#### DIRECTION:
Copy out each line that mentions the word "JSON".

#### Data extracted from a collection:
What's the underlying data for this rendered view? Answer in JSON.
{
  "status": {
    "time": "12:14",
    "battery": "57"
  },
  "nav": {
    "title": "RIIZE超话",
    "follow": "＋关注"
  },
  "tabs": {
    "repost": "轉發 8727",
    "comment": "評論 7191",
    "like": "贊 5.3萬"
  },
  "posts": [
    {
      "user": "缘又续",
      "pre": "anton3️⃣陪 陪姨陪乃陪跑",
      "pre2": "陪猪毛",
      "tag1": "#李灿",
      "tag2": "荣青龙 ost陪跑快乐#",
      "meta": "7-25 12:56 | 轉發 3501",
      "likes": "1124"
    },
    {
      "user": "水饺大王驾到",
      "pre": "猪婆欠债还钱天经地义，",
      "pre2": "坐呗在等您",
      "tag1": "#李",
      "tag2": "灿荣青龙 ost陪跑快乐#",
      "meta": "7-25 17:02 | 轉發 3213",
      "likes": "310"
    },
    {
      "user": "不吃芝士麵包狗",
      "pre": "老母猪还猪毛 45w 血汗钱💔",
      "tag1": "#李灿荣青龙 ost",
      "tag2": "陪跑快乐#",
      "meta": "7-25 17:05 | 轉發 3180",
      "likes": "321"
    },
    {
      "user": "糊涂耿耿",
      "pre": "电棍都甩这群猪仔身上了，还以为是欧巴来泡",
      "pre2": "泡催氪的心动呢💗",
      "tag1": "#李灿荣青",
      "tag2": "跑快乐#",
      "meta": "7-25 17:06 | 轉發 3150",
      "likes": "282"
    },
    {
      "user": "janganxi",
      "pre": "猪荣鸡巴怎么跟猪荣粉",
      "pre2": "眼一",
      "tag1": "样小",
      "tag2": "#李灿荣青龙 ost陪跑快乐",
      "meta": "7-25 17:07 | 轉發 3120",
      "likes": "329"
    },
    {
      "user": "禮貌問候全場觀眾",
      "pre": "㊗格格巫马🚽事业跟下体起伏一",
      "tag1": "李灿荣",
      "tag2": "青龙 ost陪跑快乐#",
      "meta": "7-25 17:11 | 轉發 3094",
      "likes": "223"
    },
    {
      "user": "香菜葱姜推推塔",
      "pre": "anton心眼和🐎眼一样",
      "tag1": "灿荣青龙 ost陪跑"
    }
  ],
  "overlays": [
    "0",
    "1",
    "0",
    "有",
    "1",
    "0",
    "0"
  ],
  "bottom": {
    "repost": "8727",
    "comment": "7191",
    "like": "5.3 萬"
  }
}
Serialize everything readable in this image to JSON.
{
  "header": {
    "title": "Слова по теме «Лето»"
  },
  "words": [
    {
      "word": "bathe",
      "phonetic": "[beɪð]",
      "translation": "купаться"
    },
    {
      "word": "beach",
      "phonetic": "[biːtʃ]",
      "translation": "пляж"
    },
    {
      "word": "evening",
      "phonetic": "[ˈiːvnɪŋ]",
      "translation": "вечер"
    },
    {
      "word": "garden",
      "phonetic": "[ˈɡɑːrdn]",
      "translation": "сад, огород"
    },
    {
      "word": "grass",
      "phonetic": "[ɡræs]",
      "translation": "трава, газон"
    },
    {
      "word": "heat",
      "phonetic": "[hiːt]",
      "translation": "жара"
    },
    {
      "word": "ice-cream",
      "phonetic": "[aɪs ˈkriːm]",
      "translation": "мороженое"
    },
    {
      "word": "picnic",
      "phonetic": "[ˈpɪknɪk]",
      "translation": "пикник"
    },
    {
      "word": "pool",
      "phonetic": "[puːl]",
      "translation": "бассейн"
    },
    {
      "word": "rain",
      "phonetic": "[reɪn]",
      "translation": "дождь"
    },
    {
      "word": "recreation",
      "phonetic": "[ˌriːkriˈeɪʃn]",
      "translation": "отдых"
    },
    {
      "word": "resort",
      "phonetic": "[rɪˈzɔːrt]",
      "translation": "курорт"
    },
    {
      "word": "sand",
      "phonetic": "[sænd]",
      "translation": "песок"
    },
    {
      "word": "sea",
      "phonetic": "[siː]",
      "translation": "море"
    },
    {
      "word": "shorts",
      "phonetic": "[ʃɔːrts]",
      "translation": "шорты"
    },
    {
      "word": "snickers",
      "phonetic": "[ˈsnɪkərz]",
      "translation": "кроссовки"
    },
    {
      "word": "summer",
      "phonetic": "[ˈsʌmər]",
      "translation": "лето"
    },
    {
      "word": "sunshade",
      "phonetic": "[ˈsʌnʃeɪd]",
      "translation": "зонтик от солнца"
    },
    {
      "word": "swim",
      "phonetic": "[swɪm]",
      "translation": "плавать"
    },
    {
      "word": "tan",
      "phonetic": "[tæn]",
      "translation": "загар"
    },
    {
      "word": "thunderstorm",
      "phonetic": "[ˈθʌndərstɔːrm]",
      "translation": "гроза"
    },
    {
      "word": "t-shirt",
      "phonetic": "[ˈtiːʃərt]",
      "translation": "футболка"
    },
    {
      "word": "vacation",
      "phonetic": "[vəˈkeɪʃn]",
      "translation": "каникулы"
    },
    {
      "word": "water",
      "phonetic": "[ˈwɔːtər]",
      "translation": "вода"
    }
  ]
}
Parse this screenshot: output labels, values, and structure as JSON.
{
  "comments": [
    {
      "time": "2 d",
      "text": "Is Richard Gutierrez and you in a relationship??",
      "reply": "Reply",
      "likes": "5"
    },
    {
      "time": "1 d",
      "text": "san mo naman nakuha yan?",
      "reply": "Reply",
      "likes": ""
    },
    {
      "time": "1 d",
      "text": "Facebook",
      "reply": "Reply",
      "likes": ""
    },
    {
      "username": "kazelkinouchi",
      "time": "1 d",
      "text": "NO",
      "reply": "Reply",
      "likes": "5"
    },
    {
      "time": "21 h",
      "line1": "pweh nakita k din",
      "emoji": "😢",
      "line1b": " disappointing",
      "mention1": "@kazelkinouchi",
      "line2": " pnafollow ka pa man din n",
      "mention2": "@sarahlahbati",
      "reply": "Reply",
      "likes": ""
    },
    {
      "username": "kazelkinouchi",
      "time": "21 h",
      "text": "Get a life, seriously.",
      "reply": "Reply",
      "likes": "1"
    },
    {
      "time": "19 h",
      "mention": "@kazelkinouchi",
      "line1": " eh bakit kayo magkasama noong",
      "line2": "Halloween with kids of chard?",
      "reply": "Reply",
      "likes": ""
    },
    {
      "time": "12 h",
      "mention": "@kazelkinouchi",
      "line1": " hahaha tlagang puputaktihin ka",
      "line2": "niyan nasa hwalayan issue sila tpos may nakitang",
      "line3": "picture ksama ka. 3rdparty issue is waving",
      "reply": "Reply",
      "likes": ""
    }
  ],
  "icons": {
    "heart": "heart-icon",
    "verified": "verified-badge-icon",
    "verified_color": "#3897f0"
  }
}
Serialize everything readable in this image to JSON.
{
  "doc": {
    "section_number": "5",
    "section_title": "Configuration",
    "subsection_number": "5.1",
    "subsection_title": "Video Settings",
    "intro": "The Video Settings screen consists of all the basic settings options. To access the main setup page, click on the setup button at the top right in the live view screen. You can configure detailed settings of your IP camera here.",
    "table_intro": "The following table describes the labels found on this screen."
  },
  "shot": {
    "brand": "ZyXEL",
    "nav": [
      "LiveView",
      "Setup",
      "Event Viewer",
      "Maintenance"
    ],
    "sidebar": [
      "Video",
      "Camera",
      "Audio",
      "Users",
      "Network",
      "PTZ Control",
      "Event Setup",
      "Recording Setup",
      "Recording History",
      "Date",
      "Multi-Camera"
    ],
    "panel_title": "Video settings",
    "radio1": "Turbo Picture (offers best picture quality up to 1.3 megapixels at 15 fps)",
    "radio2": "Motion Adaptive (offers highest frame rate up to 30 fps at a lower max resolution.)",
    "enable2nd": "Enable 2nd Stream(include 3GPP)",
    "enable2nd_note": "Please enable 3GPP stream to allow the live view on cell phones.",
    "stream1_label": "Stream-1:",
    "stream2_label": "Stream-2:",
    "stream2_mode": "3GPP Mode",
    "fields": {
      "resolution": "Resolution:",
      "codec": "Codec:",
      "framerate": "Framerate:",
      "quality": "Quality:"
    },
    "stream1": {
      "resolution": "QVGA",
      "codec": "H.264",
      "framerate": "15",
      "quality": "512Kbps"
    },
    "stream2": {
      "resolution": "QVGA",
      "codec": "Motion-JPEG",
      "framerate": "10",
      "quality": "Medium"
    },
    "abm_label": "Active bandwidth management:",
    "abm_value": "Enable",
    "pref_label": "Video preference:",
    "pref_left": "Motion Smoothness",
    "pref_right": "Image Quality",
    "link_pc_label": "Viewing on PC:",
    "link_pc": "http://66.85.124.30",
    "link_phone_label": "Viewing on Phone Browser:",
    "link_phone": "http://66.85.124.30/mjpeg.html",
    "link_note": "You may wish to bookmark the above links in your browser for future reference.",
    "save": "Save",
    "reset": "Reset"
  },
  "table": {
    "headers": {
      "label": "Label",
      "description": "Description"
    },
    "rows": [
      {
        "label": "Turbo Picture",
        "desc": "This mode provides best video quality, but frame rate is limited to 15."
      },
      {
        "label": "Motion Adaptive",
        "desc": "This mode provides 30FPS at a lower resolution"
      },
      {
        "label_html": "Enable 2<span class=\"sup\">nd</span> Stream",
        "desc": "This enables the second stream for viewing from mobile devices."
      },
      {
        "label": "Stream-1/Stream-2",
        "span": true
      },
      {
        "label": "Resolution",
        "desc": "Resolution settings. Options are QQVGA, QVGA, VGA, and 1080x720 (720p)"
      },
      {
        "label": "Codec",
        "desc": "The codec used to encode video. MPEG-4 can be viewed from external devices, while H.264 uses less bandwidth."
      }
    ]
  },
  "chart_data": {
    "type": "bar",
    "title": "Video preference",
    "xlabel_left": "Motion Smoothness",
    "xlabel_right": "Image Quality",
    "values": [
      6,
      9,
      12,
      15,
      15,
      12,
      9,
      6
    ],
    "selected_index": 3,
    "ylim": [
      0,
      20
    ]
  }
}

#### FULL OUTPUT:
What's the underlying data for this rendered view? Answer in JSON.
Serialize everything readable in this image to JSON.
Parse this screenshot: output labels, values, and structure as JSON.
Serialize everything readable in this image to JSON.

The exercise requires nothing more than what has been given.